- RECORDS PROVIDED:
※ ※ ※

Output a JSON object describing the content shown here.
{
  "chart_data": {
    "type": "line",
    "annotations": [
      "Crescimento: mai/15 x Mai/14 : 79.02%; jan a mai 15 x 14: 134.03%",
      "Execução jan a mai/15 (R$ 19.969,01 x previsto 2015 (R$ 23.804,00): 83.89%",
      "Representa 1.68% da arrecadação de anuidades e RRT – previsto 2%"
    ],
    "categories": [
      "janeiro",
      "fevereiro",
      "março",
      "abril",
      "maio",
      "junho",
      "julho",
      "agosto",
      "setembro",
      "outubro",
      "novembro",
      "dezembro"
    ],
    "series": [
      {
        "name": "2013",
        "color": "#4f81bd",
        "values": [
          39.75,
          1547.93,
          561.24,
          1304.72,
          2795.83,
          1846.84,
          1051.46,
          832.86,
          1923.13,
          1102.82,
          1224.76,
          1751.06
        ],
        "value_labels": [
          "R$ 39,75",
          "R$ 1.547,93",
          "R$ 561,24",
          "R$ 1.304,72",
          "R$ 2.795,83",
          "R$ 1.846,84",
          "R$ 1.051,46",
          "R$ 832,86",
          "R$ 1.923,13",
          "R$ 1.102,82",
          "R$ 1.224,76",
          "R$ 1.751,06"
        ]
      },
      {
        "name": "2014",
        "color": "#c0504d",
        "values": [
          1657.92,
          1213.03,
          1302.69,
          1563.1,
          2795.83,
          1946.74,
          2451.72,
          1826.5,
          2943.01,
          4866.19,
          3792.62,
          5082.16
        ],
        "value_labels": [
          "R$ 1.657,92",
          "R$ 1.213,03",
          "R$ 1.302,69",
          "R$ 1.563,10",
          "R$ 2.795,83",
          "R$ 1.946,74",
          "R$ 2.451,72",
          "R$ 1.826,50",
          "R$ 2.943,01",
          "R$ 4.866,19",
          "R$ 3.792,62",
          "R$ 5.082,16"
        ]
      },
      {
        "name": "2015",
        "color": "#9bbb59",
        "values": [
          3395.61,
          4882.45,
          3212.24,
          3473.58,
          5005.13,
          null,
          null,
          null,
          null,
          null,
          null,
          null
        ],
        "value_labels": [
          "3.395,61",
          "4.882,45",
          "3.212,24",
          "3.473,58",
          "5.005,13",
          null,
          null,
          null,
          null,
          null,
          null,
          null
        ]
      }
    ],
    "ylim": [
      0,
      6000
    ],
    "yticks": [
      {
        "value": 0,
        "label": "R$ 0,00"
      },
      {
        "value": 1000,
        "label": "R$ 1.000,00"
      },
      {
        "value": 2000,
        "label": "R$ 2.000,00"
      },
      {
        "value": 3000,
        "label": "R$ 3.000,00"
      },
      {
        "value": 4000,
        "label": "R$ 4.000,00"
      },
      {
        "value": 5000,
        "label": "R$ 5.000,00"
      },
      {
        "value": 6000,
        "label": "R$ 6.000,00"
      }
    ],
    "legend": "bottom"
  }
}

※ ※ ※

Reproduce the entries above in full, verbatim.

Output a JSON object describing the content shown here.
{
  "chart_data": {
    "type": "line",
    "annotations": [
      "Crescimento: mai/15 x Mai/14 : 79.02%; jan a mai 15 x 14: 134.03%",
      "Execução jan a mai/15 (R$ 19.969,01 x previsto 2015 (R$ 23.804,00): 83.89%",
      "Representa 1.68% da arrecadação de anuidades e RRT – previsto 2%"
    ],
    "categories": [
      "janeiro",
      "fevereiro",
      "março",
      "abril",
      "maio",
      "junho",
      "julho",
      "agosto",
      "setembro",
      "outubro",
      "novembro",
      "dezembro"
    ],
    "series": [
      {
        "name": "2013",
        "color": "#4f81bd",
        "values": [
          39.75,
          1547.93,
          561.24,
          1304.72,
          2795.83,
          1846.84,
          1051.46,
          832.86,
          1923.13,
          1102.82,
          1224.76,
          1751.06
        ],
        "value_labels": [
          "R$ 39,75",
          "R$ 1.547,93",
          "R$ 561,24",
          "R$ 1.304,72",
          "R$ 2.795,83",
          "R$ 1.846,84",
          "R$ 1.051,46",
          "R$ 832,86",
          "R$ 1.923,13",
          "R$ 1.102,82",
          "R$ 1.224,76",
          "R$ 1.751,06"
        ]
      },
      {
        "name": "2014",
        "color": "#c0504d",
        "values": [
          1657.92,
          1213.03,
          1302.69,
          1563.1,
          2795.83,
          1946.74,
          2451.72,
          1826.5,
          2943.01,
          4866.19,
          3792.62,
          5082.16
        ],
        "value_labels": [
          "R$ 1.657,92",
          "R$ 1.213,03",
          "R$ 1.302,69",
          "R$ 1.563,10",
          "R$ 2.795,83",
          "R$ 1.946,74",
          "R$ 2.451,72",
          "R$ 1.826,50",
          "R$ 2.943,01",
          "R$ 4.866,19",
          "R$ 3.792,62",
          "R$ 5.082,16"
        ]
      },
      {
        "name": "2015",
        "color": "#9bbb59",
        "values": [
          3395.61,
          4882.45,
          3212.24,
          3473.58,
          5005.13,
          null,
          null,
          null,
          null,
          null,
          null,
          null
        ],
        "value_labels": [
          "3.395,61",
          "4.882,45",
          "3.212,24",
          "3.473,58",
          "5.005,13",
          null,
          null,
          null,
          null,
          null,
          null,
          null
        ]
      }
    ],
    "ylim": [
      0,
      6000
    ],
    "yticks": [
      {
        "value": 0,
        "label": "R$ 0,00"
      },
      {
        "value": 1000,
        "label": "R$ 1.000,00"
      },
      {
        "value": 2000,
        "label": "R$ 2.000,00"
      },
      {
        "value": 3000,
        "label": "R$ 3.000,00"
      },
      {
        "value": 4000,
        "label": "R$ 4.000,00"
      },
      {
        "value": 5000,
        "label": "R$ 5.000,00"
      },
      {
        "value": 6000,
        "label": "R$ 6.000,00"
      }
    ],
    "legend": "bottom"
  }
}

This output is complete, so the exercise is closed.